EXCERPTED PASSAGE:

Everett joined the Royal Naval Volunteer Reserve and Fleet Air Arm in October 1940 and served with 760 Naval Air Squadron at HMS Heron, Yeovilton. Later he volunteered for 804 Naval Air Squadron, which for a time supplied pilots for fighter catapult ships and CAM ships. While he was on HMS Maplin, a Condor was sighted on 1 August 1941 and Everett's Hawker Hurricane was launched. After a hard fight, the Condor was shot down with Everett's last shots ("By this time I had reached the starboard bow and three machine guns opened up as well as the forward cannon. I did a quick turn to port and opened up just abaft the beam I fired five second burst at this range and my guns were empty"). He managed to ditch near to HMS Wanderer which was escorting the nearby convoy, SL.81. Everett was awarded the DSO for this action.

==Death==
Everett died on active service on 26 January 1942. He was flying a Hurricane from Belfast to Abingdon when it came down in shallow water close to the beach at Llanddona, Anglesey, Wales. Witnesses reported the aircraft seemed to be suffering from engine problems. The aircraft wreck was soon recovered but the cockpit was empty. Everett's body was washed ashore several months later; a post-mortem revealed he had drowned.

He is buried close to the scene of the crash, in St Dona's Church, Llanddona.

SUPPLIED MATERIAL:
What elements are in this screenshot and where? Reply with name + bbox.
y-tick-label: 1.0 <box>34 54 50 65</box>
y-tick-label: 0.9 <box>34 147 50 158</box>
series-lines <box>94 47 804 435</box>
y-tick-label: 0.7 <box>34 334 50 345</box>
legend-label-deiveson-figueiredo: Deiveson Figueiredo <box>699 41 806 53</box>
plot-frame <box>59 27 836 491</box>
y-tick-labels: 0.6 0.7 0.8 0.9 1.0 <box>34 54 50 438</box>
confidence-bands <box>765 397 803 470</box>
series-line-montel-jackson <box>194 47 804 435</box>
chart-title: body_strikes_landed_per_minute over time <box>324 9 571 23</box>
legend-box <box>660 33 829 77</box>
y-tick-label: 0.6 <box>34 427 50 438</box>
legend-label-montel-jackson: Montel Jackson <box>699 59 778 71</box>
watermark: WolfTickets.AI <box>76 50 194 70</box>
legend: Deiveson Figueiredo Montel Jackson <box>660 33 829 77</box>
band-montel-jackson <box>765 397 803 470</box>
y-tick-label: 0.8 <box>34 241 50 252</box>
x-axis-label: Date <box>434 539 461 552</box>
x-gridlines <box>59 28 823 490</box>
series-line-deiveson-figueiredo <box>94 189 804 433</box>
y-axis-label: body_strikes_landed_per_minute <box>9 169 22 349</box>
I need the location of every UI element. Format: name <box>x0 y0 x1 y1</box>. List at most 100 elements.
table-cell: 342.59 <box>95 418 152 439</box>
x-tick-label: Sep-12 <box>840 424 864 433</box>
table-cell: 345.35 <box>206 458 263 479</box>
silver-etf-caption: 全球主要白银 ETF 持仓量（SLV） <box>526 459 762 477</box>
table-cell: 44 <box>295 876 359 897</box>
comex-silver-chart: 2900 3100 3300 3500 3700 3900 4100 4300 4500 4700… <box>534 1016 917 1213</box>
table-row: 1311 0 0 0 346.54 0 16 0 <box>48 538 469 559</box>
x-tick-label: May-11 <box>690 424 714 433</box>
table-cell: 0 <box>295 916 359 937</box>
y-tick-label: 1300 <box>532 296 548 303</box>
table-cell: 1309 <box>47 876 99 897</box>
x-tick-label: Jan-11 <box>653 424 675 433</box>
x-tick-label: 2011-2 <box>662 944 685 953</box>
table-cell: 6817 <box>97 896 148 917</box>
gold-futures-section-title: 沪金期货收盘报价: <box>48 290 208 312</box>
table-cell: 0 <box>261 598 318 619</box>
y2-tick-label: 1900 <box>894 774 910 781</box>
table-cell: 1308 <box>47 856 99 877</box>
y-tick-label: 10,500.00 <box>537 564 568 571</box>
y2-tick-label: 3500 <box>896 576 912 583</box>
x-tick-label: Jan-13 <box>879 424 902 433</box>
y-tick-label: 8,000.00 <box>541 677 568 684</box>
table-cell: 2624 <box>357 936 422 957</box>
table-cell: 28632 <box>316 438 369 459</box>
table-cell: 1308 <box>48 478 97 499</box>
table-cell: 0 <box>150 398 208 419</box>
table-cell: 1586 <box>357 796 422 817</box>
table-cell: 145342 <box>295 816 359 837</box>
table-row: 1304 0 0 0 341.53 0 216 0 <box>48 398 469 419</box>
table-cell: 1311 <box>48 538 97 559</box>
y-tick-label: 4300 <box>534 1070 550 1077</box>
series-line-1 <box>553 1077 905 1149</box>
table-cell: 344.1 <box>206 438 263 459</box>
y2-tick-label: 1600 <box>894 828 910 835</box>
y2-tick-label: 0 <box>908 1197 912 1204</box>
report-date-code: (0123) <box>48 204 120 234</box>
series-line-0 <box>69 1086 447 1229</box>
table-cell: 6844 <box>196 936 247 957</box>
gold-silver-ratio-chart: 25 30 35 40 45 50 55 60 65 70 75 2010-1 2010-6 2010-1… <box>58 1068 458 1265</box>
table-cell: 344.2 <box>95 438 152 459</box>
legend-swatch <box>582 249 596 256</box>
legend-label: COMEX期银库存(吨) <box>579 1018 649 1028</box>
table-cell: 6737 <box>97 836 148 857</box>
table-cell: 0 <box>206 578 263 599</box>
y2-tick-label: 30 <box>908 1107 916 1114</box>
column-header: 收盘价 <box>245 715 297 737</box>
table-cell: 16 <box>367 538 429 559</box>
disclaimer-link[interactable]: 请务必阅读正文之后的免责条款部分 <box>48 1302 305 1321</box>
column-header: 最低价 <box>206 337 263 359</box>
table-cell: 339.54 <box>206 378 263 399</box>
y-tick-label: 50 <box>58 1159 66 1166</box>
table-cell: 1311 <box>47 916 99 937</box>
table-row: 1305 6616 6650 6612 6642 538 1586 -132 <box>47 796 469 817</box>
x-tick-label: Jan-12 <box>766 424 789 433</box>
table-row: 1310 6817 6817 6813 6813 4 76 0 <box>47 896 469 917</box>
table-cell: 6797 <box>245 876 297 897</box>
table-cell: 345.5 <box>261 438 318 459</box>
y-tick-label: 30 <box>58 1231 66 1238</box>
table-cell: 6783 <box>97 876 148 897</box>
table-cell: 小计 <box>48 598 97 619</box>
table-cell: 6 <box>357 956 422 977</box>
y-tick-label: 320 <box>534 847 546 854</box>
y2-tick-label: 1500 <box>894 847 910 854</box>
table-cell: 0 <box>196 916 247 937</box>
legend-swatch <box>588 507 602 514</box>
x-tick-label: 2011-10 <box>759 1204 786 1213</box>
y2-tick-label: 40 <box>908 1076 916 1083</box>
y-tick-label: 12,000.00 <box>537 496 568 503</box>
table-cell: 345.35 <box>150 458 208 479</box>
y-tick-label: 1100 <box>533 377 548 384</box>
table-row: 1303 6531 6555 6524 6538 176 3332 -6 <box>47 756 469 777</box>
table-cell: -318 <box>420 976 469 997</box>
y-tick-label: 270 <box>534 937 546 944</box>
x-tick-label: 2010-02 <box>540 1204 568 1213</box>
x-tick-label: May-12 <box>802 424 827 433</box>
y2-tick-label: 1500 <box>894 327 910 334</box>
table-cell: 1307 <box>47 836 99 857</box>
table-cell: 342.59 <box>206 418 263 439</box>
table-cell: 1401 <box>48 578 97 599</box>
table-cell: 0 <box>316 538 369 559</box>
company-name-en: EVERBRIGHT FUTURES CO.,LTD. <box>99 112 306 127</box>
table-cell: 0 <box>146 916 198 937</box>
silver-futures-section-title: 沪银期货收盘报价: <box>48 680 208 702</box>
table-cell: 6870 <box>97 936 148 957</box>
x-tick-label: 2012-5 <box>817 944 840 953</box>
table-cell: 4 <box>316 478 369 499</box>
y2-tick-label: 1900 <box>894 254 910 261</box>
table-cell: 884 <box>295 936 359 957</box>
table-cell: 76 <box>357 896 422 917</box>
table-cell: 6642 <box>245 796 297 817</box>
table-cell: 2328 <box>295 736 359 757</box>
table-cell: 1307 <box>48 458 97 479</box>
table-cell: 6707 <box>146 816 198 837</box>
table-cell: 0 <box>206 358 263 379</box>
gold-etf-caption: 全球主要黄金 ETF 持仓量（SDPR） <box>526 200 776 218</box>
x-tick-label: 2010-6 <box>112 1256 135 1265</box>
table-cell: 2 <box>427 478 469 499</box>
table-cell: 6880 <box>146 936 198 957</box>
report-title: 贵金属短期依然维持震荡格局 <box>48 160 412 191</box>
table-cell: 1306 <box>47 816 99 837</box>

WORK TO BE COMPLETED: Reproduce the passage about Everett verbatim, starting at "Everett joined the" and ending at "for this action.".

ANSWER SPACE:
Everett joined the Royal Naval Volunteer Reserve and Fleet Air Arm in October 1940 and served with 760 Naval Air Squadron at HMS Heron, Yeovilton. Later he volunteered for 804 Naval Air Squadron, which for a time supplied pilots for fighter catapult ships and CAM ships. While he was on HMS Maplin, a Condor was sighted on 1 August 1941 and Everett's Hawker Hurricane was launched. After a hard fight, the Condor was shot down with Everett's last shots ("By this time I had reached the starboard bow and three machine guns opened up as well as the forward cannon. I did a quick turn to port and opened up just abaft the beam I fired five second burst at this range and my guns were empty"). He managed to ditch near to HMS Wanderer which was escorting the nearby convoy, SL.81. Everett was awarded the DSO for this action.